• CHALLENGE:
Can you pull out each line of the data below that includes the word "JSON"?

• SUPPLIED DATA:
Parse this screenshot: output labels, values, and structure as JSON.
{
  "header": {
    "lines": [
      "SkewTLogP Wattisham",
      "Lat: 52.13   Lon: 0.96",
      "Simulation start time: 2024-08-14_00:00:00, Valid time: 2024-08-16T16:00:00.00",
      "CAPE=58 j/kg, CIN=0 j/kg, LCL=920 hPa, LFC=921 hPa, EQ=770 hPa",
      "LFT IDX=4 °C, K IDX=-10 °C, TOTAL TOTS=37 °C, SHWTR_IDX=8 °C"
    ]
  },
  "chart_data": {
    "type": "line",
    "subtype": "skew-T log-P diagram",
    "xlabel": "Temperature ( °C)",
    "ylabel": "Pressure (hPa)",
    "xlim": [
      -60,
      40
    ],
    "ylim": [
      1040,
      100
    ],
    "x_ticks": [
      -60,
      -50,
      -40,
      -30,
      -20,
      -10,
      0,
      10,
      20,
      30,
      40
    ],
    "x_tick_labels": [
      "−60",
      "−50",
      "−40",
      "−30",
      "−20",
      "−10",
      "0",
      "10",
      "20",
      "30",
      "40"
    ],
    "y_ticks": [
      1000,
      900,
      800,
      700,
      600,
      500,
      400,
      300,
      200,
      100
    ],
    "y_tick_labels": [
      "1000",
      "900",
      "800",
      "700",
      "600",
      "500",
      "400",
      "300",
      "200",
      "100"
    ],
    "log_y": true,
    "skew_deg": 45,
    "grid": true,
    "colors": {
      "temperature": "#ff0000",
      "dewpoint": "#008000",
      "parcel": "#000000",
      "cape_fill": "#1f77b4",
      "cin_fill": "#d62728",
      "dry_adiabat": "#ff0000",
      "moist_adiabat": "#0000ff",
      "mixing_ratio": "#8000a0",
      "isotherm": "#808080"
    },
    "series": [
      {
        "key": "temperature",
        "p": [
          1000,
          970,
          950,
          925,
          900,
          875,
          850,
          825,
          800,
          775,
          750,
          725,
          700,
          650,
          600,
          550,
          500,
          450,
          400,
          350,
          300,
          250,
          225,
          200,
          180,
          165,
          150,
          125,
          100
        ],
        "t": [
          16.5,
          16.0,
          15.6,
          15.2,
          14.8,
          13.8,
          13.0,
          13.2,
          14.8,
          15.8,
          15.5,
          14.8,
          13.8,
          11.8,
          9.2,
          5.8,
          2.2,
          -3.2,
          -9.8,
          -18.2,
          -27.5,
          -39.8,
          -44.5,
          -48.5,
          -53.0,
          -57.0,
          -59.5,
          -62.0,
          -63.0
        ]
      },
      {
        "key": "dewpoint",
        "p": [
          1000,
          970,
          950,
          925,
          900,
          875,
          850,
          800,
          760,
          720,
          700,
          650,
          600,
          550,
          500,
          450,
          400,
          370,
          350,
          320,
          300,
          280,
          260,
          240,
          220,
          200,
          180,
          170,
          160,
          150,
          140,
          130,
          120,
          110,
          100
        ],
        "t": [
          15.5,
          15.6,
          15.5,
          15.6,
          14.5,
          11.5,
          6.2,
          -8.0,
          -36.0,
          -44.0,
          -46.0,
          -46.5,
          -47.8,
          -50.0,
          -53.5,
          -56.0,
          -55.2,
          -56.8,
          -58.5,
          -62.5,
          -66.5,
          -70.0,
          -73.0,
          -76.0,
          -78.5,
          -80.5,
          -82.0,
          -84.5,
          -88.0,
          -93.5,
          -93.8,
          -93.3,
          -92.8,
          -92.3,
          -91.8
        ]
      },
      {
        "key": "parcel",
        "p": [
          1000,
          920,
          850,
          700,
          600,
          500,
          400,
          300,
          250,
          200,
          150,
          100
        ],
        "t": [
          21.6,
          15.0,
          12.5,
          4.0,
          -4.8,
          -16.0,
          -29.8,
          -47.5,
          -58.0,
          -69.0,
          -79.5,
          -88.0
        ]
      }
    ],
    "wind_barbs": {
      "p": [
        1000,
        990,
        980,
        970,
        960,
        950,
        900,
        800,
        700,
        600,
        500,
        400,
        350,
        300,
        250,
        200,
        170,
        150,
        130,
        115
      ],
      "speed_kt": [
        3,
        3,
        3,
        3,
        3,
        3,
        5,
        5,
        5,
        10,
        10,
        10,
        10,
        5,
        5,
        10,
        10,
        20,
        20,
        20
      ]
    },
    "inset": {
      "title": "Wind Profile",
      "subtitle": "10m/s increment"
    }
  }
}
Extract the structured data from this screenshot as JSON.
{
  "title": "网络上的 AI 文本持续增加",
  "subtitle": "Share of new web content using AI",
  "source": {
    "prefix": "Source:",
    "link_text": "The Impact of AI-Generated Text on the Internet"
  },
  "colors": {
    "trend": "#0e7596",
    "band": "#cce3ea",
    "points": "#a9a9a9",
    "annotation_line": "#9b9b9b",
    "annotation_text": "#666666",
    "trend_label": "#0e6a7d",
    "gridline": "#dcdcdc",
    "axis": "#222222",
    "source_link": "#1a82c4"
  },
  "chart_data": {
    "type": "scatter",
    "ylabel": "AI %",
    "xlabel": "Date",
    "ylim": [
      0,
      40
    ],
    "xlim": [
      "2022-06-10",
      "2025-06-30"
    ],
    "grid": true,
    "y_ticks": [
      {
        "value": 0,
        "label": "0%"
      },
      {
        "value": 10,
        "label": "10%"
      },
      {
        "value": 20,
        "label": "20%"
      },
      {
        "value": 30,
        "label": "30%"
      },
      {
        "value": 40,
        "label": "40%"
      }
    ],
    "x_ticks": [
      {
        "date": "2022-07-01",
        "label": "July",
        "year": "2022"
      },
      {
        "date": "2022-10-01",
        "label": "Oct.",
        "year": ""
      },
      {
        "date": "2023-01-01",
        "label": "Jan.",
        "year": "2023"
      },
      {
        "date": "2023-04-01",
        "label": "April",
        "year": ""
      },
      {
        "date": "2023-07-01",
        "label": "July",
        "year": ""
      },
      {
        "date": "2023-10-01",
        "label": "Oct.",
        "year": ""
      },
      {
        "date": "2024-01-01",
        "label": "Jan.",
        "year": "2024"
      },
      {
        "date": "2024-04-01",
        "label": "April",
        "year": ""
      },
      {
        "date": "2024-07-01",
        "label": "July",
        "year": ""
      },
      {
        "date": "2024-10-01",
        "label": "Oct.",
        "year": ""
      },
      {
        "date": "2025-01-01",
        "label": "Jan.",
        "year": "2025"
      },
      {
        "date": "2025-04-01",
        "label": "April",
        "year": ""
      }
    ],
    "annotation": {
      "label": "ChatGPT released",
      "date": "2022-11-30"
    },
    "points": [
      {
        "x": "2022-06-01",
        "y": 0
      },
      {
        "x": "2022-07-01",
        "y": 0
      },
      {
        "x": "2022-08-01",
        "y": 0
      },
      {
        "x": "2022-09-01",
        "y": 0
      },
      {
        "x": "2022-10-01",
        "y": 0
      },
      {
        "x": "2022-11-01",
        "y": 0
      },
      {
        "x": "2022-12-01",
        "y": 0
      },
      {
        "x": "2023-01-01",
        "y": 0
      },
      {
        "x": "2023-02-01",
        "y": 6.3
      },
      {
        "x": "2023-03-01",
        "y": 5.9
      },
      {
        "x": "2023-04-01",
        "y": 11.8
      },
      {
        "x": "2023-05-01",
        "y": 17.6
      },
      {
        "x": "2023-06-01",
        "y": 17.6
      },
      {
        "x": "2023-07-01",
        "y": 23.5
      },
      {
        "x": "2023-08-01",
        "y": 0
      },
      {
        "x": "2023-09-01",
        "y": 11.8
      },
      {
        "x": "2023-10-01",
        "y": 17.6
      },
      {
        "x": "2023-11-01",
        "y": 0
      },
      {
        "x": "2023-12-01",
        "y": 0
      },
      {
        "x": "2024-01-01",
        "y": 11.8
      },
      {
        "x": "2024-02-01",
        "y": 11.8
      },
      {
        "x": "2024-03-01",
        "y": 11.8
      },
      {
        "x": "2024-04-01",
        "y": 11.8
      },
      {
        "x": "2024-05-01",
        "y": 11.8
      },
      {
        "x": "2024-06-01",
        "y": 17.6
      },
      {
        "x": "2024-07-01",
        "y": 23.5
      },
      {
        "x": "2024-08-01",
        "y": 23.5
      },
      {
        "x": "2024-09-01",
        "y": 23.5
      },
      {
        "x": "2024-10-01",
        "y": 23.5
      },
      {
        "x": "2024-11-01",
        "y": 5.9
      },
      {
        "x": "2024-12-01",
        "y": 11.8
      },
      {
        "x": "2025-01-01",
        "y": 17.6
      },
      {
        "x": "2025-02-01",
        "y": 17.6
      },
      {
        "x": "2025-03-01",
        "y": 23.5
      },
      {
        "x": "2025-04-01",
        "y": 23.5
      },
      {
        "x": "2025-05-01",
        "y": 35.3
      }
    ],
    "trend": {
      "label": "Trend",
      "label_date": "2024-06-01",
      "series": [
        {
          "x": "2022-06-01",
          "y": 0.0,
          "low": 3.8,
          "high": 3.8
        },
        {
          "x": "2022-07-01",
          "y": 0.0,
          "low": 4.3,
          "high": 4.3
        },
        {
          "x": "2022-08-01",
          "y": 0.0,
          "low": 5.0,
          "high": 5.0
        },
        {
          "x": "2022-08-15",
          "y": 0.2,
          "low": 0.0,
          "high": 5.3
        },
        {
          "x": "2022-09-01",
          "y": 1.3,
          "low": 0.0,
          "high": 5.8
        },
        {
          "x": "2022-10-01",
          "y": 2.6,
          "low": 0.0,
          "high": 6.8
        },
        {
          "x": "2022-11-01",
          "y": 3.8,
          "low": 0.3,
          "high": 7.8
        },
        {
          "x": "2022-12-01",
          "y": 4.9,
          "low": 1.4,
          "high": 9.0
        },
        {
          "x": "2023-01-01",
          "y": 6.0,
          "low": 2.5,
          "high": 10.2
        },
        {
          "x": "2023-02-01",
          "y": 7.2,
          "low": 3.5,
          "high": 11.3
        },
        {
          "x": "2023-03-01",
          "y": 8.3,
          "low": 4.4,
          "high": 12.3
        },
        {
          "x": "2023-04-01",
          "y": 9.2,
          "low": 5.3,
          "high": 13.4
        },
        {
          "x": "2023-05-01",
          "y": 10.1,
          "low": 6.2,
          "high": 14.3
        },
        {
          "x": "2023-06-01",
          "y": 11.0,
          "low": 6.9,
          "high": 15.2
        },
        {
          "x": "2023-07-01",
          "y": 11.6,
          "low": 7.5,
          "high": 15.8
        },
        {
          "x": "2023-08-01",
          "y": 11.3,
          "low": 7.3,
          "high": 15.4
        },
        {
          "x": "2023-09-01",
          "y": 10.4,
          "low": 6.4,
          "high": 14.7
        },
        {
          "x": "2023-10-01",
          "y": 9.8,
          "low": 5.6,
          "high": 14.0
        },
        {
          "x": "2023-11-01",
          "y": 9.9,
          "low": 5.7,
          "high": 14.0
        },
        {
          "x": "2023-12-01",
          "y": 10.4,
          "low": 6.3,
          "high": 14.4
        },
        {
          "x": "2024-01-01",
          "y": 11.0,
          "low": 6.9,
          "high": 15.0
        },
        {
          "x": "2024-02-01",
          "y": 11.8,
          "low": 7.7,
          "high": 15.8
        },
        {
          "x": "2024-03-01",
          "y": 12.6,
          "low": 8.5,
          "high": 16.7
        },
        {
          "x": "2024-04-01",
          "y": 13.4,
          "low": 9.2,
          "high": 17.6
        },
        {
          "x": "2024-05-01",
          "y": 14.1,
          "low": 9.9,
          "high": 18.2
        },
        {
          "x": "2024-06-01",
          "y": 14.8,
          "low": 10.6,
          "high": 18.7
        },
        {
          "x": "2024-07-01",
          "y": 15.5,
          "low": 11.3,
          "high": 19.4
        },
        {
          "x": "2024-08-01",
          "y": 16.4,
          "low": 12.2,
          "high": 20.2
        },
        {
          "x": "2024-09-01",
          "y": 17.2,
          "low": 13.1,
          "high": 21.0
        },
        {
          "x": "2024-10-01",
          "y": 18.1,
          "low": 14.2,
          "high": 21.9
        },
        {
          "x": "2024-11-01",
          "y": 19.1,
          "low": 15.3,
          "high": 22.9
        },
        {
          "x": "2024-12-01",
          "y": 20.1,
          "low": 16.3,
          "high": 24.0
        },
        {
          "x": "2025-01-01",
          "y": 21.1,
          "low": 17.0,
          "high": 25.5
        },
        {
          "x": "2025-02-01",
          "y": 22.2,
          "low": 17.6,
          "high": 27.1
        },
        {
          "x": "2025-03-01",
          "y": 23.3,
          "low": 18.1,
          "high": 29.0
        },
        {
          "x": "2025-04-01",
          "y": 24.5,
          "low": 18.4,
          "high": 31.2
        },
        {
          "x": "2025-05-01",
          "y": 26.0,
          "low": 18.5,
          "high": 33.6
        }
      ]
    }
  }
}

• SOLUTION TO THIS EXERCISE:
Parse this screenshot: output labels, values, and structure as JSON.
Extract the structured data from this screenshot as JSON.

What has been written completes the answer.